BEGIN DATA SUPPLIED
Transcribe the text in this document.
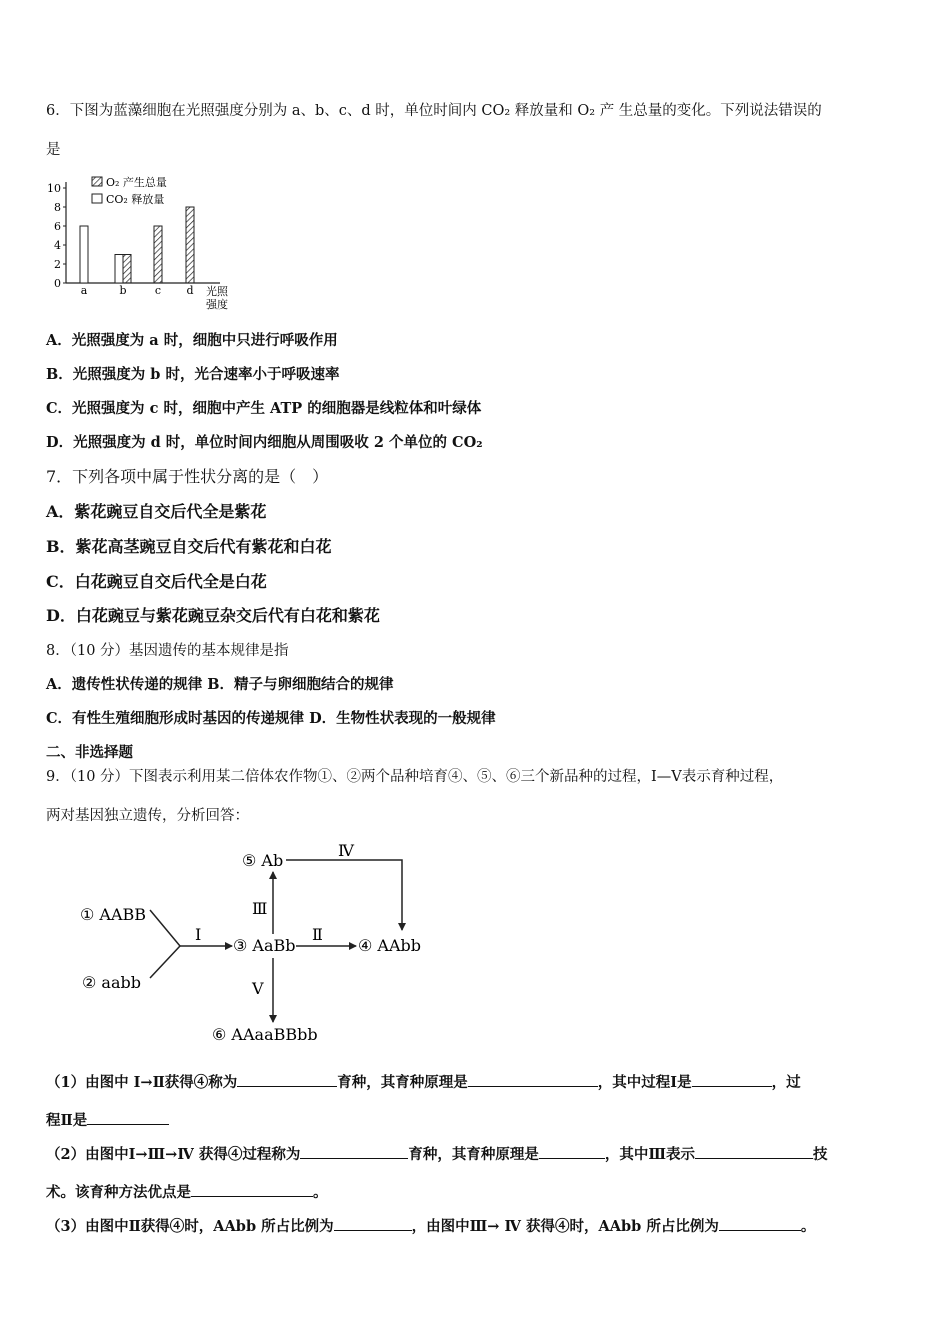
6．下图为蓝藻细胞在光照强度分别为 a、b、c、d 时，单位时间内 CO₂ 释放量和 O₂ 产 生总量的变化。下列说法错误的
是
0
2
4
6
8
10
a	b	c d 光照
强度
O₂ 产生总量
CO₂ 释放量
A．光照强度为 a 时，细胞中只进行呼吸作用
B．光照强度为 b 时，光合速率小于呼吸速率
C．光照强度为 c 时，细胞中产生 ATP 的细胞器是线粒体和叶绿体
D．光照强度为 d 时，单位时间内细胞从周围吸收 2 个单位的 CO₂
7．下列各项中属于性状分离的是（　）
A．紫花豌豆自交后代全是紫花
B．紫花高茎豌豆自交后代有紫花和白花
C．白花豌豆自交后代全是白花
D．白花豌豆与紫花豌豆杂交后代有白花和紫花
8．（10 分）基因遗传的基本规律是指
A．遗传性状传递的规律 B．精子与卵细胞结合的规律
C．有性生殖细胞形成时基因的传递规律 D．生物性状表现的一般规律
二、非选择题
9．（10 分）下图表示利用某二倍体农作物①、②两个品种培育④、⑤、⑥三个新品种的过程，Ⅰ—Ⅴ表示育种过程，
两对基因独立遗传，分析回答：
① AABB
② aabb
③ AaBb	④ AAbb
⑤ Ab
⑥ AAaaBBbb
Ⅰ	Ⅱ
Ⅲ
Ⅳ
Ⅴ
（1）由图中 Ⅰ→Ⅱ获得④称为	育种，其育种原理是	，其中过程Ⅰ是	，过
程Ⅱ是
（2）由图中Ⅰ→Ⅲ→Ⅳ 获得④过程称为	育种，其育种原理是	，其中Ⅲ表示	技
术。该育种方法优点是	。
（3）由图中Ⅱ获得④时，AAbb 所占比例为	，由图中Ⅲ→ Ⅳ 获得④时，AAbb 所占比例为	。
END DATA SUPPLIED
**WHAT IS EXPECTED**
Give an exact copy of the material, leaving out every picture.

**REPLY**
Transcribe the text in this document.
6．下图为蓝藻细胞在光照强度分别为 a、b、c、d 时，单位时间内 CO₂ 释放量和 O₂ 产 生总量的变化。下列说法错误的
是
0
2
4
6
8
10
a	b	c d 光照
强度
O₂ 产生总量
CO₂ 释放量
A．光照强度为 a 时，细胞中只进行呼吸作用
B．光照强度为 b 时，光合速率小于呼吸速率
C．光照强度为 c 时，细胞中产生 ATP 的细胞器是线粒体和叶绿体
D．光照强度为 d 时，单位时间内细胞从周围吸收 2 个单位的 CO₂
7．下列各项中属于性状分离的是（　）
A．紫花豌豆自交后代全是紫花
B．紫花高茎豌豆自交后代有紫花和白花
C．白花豌豆自交后代全是白花
D．白花豌豆与紫花豌豆杂交后代有白花和紫花
8．（10 分）基因遗传的基本规律是指
A．遗传性状传递的规律 B．精子与卵细胞结合的规律
C．有性生殖细胞形成时基因的传递规律 D．生物性状表现的一般规律
二、非选择题
9．（10 分）下图表示利用某二倍体农作物①、②两个品种培育④、⑤、⑥三个新品种的过程，Ⅰ—Ⅴ表示育种过程，
两对基因独立遗传，分析回答：
① AABB
② aabb
③ AaBb	④ AAbb
⑤ Ab
⑥ AAaaBBbb
Ⅰ	Ⅱ
Ⅲ
Ⅳ
Ⅴ
（1）由图中 Ⅰ→Ⅱ获得④称为	育种，其育种原理是	，其中过程Ⅰ是	，过
程Ⅱ是
（2）由图中Ⅰ→Ⅲ→Ⅳ 获得④过程称为	育种，其育种原理是	，其中Ⅲ表示	技
术。该育种方法优点是	。
（3）由图中Ⅱ获得④时，AAbb 所占比例为	，由图中Ⅲ→ Ⅳ 获得④时，AAbb 所占比例为	。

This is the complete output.